• **What the exercise asks**
Set each record down exactly, excluding all images.

---+---

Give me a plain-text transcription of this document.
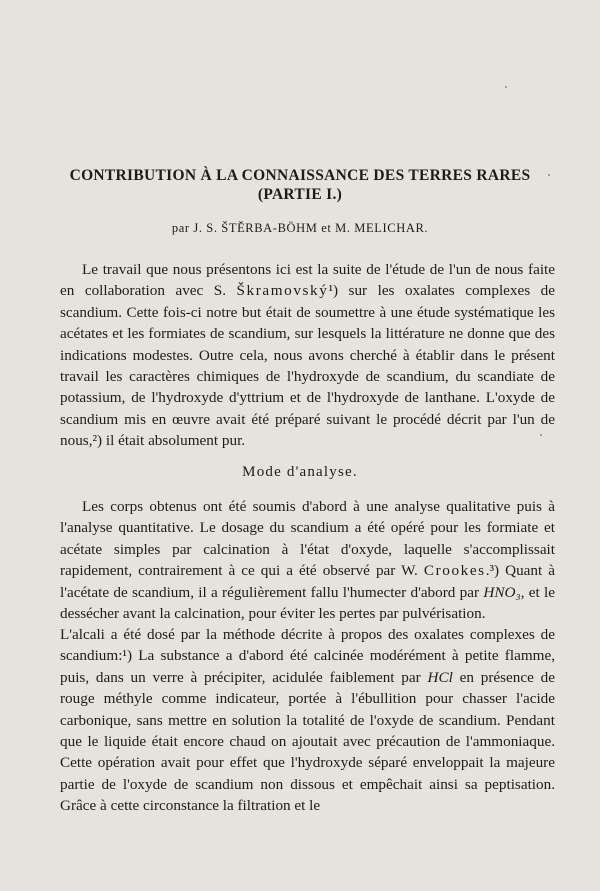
CONTRIBUTION À LA CONNAISSANCE DES TERRES RARES
(PARTIE I.)
par J. S. ŠTĚRBA-BÖHM et M. MELICHAR.

Le travail que nous présentons ici est la suite de l'étude de l'un de nous faite en collaboration avec S. Škramovský¹) sur les oxalates complexes de scandium. Cette fois-ci notre but était de soumettre à une étude systématique les acétates et les formiates de scandium, sur lesquels la littérature ne donne que des indications modestes. Outre cela, nous avons cherché à établir dans le présent travail les caractères chimiques de l'hydroxyde de scandium, du scandiate de potassium, de l'hydroxyde d'yttrium et de l'hydroxyde de lanthane. L'oxyde de scandium mis en œuvre avait été préparé suivant le procédé décrit par l'un de nous,²) il était absolument pur.

Mode d'analyse.

Les corps obtenus ont été soumis d'abord à une analyse qualitative puis à l'analyse quantitative. Le dosage du scandium a été opéré pour les formiate et acétate simples par calcination à l'état d'oxyde, laquelle s'accomplissait rapidement, contrairement à ce qui a été observé par W. Crookes.³) Quant à l'acétate de scandium, il a régulièrement fallu l'humecter d'abord par HNO₃, et le dessécher avant la calcination, pour éviter les pertes par pulvérisation.

L'alcali a été dosé par la méthode décrite à propos des oxalates complexes de scandium:¹) La substance a d'abord été calcinée modérément à petite flamme, puis, dans un verre à précipiter, acidulée faiblement par HCl en présence de rouge méthyle comme indicateur, portée à l'ébullition pour chasser l'acide carbonique, sans mettre en solution la totalité de l'oxyde de scandium. Pendant que le liquide était encore chaud on ajoutait avec précaution de l'ammoniaque. Cette opération avait pour effet que l'hydroxyde séparé enveloppait la majeure partie de l'oxyde de scandium non dissous et empêchait ainsi sa peptisation. Grâce à cette circonstance la filtration et le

---+---

• **Exercise answer**
Give me a plain-text transcription of this document.
CONTRIBUTION À LA CONNAISSANCE DES TERRES RARES
(PARTIE I.)
par J. S. ŠTĚRBA-BÖHM et M. MELICHAR.

Le travail que nous présentons ici est la suite de l'étude de l'un de nous faite en collaboration avec S. Škramovský¹) sur les oxalates complexes de scandium. Cette fois-ci notre but était de soumettre à une étude systématique les acétates et les formiates de scandium, sur lesquels la littérature ne donne que des indications modestes. Outre cela, nous avons cherché à établir dans le présent travail les caractères chimiques de l'hydroxyde de scandium, du scandiate de potassium, de l'hydroxyde d'yttrium et de l'hydroxyde de lanthane. L'oxyde de scandium mis en œuvre avait été préparé suivant le procédé décrit par l'un de nous,²) il était absolument pur.

Mode d'analyse.

Les corps obtenus ont été soumis d'abord à une analyse qualitative puis à l'analyse quantitative. Le dosage du scandium a été opéré pour les formiate et acétate simples par calcination à l'état d'oxyde, laquelle s'accomplissait rapidement, contrairement à ce qui a été observé par W. Crookes.³) Quant à l'acétate de scandium, il a régulièrement fallu l'humecter d'abord par HNO₃, et le dessécher avant la calcination, pour éviter les pertes par pulvérisation.

L'alcali a été dosé par la méthode décrite à propos des oxalates complexes de scandium:¹) La substance a d'abord été calcinée modérément à petite flamme, puis, dans un verre à précipiter, acidulée faiblement par HCl en présence de rouge méthyle comme indicateur, portée à l'ébullition pour chasser l'acide carbonique, sans mettre en solution la totalité de l'oxyde de scandium. Pendant que le liquide était encore chaud on ajoutait avec précaution de l'ammoniaque. Cette opération avait pour effet que l'hydroxyde séparé enveloppait la majeure partie de l'oxyde de scandium non dissous et empêchait ainsi sa peptisation. Grâce à cette circonstance la filtration et le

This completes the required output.